--- BEGIN ---

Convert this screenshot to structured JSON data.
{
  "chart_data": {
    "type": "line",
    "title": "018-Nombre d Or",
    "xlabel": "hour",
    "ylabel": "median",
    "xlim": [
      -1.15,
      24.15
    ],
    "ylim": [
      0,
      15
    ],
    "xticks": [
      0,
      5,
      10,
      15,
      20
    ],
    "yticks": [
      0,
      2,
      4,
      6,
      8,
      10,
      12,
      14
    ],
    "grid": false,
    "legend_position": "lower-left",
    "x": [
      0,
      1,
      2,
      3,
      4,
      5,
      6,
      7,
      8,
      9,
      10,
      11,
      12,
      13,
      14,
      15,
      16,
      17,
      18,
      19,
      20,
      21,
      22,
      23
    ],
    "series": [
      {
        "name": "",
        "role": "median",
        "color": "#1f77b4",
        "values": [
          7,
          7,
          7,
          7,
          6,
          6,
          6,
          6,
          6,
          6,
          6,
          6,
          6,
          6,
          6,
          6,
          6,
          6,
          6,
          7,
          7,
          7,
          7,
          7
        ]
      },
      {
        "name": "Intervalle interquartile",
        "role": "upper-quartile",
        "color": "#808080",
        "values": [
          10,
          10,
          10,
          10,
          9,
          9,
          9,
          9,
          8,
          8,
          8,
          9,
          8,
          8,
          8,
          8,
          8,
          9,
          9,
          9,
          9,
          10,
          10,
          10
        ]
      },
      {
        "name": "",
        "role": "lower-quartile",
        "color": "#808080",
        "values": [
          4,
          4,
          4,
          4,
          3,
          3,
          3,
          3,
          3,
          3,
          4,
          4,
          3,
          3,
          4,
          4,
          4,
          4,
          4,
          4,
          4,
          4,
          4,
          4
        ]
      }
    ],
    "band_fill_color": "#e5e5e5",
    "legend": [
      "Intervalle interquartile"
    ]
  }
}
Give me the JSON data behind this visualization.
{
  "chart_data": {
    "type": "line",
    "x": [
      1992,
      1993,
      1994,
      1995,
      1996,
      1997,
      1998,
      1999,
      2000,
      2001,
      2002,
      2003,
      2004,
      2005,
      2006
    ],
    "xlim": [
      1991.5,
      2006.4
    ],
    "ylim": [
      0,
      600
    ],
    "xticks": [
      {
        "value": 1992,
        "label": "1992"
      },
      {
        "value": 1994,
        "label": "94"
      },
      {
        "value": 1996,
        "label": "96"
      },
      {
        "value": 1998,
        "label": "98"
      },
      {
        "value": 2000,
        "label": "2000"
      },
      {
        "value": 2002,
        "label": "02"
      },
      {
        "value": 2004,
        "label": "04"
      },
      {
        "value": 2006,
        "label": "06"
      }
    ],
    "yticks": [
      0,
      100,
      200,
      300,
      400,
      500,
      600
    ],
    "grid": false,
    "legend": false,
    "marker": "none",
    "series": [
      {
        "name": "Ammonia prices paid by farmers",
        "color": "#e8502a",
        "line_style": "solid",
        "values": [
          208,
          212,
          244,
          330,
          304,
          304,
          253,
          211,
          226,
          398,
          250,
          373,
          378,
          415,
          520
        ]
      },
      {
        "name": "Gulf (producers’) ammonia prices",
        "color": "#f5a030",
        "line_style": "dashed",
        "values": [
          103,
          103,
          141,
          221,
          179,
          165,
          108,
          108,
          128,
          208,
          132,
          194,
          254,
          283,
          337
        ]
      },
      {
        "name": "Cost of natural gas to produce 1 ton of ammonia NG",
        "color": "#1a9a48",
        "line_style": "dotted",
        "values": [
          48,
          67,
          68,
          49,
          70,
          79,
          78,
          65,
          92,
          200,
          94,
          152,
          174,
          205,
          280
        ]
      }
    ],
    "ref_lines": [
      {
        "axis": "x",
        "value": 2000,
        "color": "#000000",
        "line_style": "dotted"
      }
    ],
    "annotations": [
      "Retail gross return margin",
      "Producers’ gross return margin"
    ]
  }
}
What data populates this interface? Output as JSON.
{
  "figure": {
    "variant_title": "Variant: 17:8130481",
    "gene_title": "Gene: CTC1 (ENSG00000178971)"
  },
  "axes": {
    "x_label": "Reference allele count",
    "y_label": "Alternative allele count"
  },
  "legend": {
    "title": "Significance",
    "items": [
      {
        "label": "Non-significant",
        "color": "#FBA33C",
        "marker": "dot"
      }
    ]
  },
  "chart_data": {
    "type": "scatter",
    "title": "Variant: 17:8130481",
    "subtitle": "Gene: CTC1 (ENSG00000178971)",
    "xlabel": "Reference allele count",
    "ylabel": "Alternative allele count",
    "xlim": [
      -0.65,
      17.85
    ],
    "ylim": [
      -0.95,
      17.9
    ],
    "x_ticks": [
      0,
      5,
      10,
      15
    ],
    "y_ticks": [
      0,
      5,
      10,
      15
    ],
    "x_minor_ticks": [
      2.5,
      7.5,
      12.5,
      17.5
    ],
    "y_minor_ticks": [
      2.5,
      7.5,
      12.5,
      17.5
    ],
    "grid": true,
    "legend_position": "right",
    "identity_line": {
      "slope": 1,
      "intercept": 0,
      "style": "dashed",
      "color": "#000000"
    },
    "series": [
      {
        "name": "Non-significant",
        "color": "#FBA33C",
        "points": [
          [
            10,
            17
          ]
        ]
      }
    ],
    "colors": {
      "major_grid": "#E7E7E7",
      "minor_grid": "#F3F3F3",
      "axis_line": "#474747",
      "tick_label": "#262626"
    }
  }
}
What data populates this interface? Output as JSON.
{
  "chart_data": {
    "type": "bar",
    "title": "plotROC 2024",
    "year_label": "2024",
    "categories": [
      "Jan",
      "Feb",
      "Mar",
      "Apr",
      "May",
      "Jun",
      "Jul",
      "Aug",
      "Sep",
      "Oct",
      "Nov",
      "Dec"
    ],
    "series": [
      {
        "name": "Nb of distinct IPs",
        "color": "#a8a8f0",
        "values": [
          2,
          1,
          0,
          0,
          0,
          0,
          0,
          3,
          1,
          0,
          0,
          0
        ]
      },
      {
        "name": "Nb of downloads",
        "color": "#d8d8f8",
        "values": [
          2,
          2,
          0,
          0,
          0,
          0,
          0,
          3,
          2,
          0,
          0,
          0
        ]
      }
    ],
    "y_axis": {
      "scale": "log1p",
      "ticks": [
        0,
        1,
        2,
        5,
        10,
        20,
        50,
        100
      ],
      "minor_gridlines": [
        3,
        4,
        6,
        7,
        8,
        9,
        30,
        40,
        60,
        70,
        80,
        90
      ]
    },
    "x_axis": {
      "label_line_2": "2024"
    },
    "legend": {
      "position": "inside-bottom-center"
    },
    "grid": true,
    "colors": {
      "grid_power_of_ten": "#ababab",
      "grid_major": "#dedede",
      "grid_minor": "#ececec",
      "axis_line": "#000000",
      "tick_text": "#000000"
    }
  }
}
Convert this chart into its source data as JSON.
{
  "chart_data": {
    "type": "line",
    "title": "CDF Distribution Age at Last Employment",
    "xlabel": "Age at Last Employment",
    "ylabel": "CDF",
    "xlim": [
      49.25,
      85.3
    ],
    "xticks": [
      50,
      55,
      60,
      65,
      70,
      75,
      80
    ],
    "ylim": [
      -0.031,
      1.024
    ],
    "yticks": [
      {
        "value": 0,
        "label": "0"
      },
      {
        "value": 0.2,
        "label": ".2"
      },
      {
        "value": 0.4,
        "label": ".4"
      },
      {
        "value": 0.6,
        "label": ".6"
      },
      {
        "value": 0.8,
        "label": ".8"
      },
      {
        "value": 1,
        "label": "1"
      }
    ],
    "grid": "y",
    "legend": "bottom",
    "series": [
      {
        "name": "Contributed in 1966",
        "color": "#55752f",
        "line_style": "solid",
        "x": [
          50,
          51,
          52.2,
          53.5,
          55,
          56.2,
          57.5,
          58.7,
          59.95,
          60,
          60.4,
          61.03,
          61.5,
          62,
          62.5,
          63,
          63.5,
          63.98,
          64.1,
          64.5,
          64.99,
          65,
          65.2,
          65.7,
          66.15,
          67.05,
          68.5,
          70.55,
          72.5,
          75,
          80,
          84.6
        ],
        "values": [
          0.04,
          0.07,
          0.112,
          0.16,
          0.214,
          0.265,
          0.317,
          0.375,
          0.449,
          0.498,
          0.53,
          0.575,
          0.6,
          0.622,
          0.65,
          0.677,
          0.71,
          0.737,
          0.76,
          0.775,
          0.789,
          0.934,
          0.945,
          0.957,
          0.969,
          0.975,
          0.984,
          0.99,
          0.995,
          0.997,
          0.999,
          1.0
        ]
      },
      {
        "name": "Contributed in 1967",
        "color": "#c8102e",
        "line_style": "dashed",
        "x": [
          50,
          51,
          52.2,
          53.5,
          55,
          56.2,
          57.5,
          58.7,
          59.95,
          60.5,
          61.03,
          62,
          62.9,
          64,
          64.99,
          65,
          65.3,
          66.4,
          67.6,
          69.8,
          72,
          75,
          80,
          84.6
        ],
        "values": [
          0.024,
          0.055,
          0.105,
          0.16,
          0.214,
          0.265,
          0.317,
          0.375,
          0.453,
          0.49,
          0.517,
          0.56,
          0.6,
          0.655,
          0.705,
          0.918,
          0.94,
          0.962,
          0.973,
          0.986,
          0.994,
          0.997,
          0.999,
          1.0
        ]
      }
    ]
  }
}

--- END ---

▶ _What the task requires_: Gather, from the listing above, every line carrying the word "Variant".

▶ _Task answer_:
    "variant_title": "Variant: 17:8130481",
    "title": "Variant: 17:8130481",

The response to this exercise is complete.